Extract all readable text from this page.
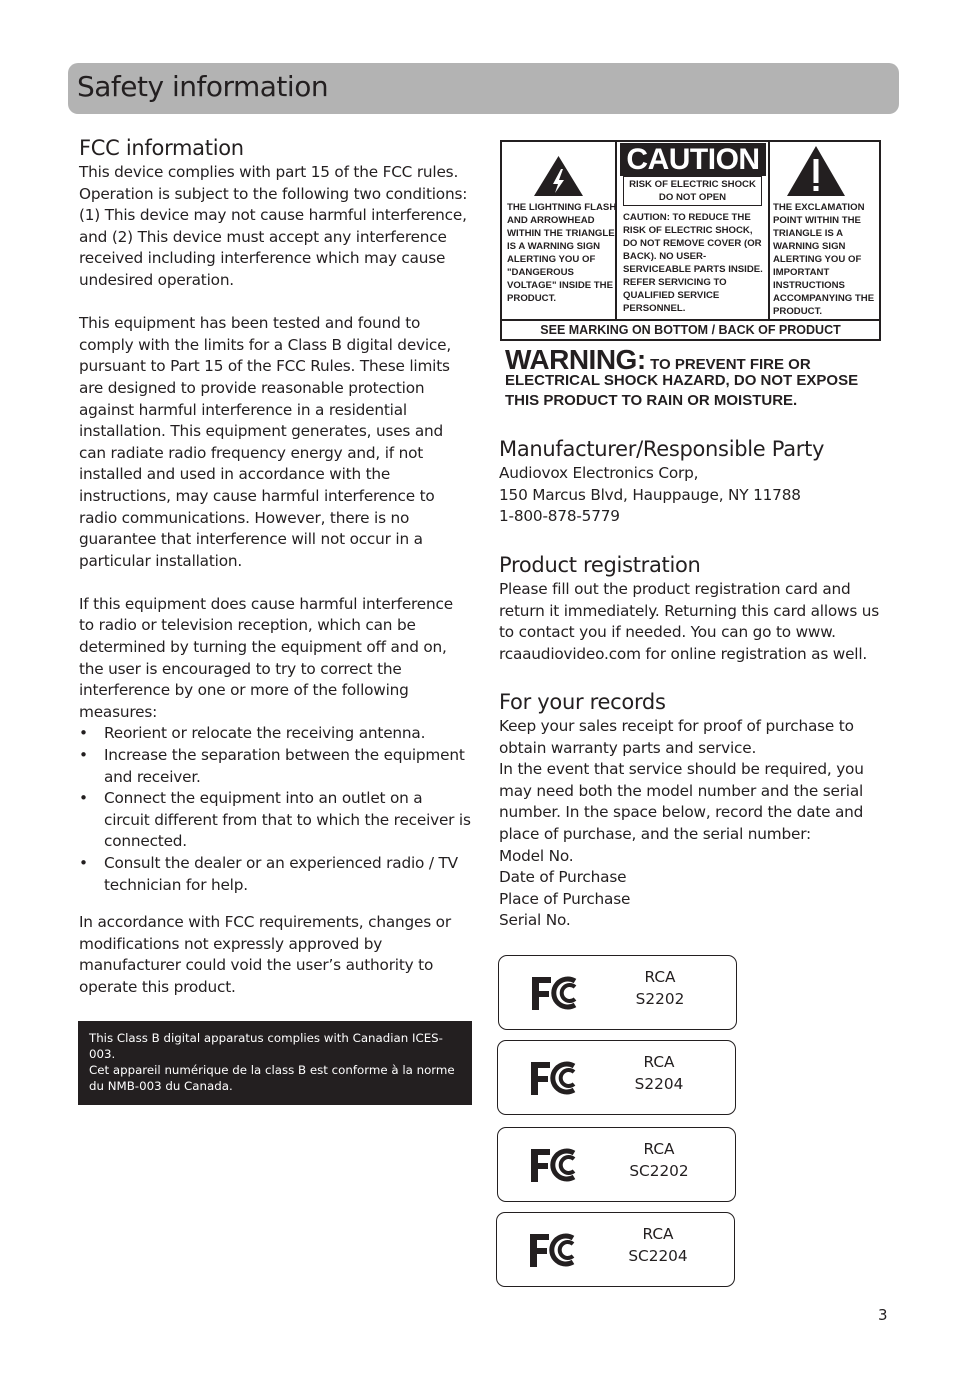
Safety information
FCC information

This device complies with part 15 of the FCC rules. Operation is subject to the following two conditions: (1) This device may not cause harmful interference, and (2) This device must accept any interference received including interference which may cause undesired operation.

This equipment has been tested and found to comply with the limits for a Class B digital device, pursuant to Part 15 of the FCC Rules. These limits are designed to provide reasonable protection against harmful interference in a residential installation. This equipment generates, uses and can radiate radio frequency energy and, if not installed and used in accordance with the instructions, may cause harmful interference to radio communications. However, there is no guarantee that interference will not occur in a particular installation.

If this equipment does cause harmful interference to radio or television reception, which can be determined by turning the equipment off and on, the user is encouraged to try to correct the interference by one or more of the following measures:

• Reorient or relocate the receiving antenna.
• Increase the separation between the equipment and receiver.
• Connect the equipment into an outlet on a circuit different from that to which the receiver is connected.
• Consult the dealer or an experienced radio / TV technician for help.

In accordance with FCC requirements, changes or modifications not expressly approved by manufacturer could void the user’s authority to operate this product.

This Class B digital apparatus complies with Canadian ICES-003.
Cet appareil numérique de la class B est conforme à la norme du NMB-003 du Canada.
THE LIGHTNING FLASH AND ARROWHEAD WITHIN THE TRIANGLE IS A WARNING SIGN ALERTING YOU OF "DANGEROUS VOLTAGE" INSIDE THE PRODUCT.
CAUTION
RISK OF ELECTRIC SHOCK
DO NOT OPEN
CAUTION: TO REDUCE THE RISK OF ELECTRIC SHOCK, DO NOT REMOVE COVER (OR BACK). NO USER-SERVICEABLE PARTS INSIDE. REFER SERVICING TO QUALIFIED SERVICE PERSONNEL.
THE EXCLAMATION POINT WITHIN THE TRIANGLE IS A WARNING SIGN ALERTING YOU OF IMPORTANT INSTRUCTIONS ACCOMPANYING THE PRODUCT.
SEE MARKING ON BOTTOM / BACK OF PRODUCT
WARNING: TO PREVENT FIRE OR
ELECTRICAL SHOCK HAZARD, DO NOT EXPOSE THIS PRODUCT TO RAIN OR MOISTURE.
Manufacturer/Responsible Party

Audiovox Electronics Corp,

150 Marcus Blvd, Hauppauge, NY 11788

1-800-878-5779

Product registration

Please fill out the product registration card and return it immediately. Returning this card allows us to contact you if needed. You can go to www. rcaaudiovideo.com for online registration as well.

For your records

Keep your sales receipt for proof of purchase to obtain warranty parts and service.

In the event that service should be required, you may need both the model number and the serial number. In the space below, record the date and place of purchase, and the serial number:

Model No.

Date of Purchase

Place of Purchase

Serial No.

RCA
S2202
RCA
S2204
RCA
SC2202
RCA
SC2204
3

- _TASK BRIEF_
Count every line in the data that contains the word "receiver", then give that count and nothing else.

- _FINISHED ANSWER_
2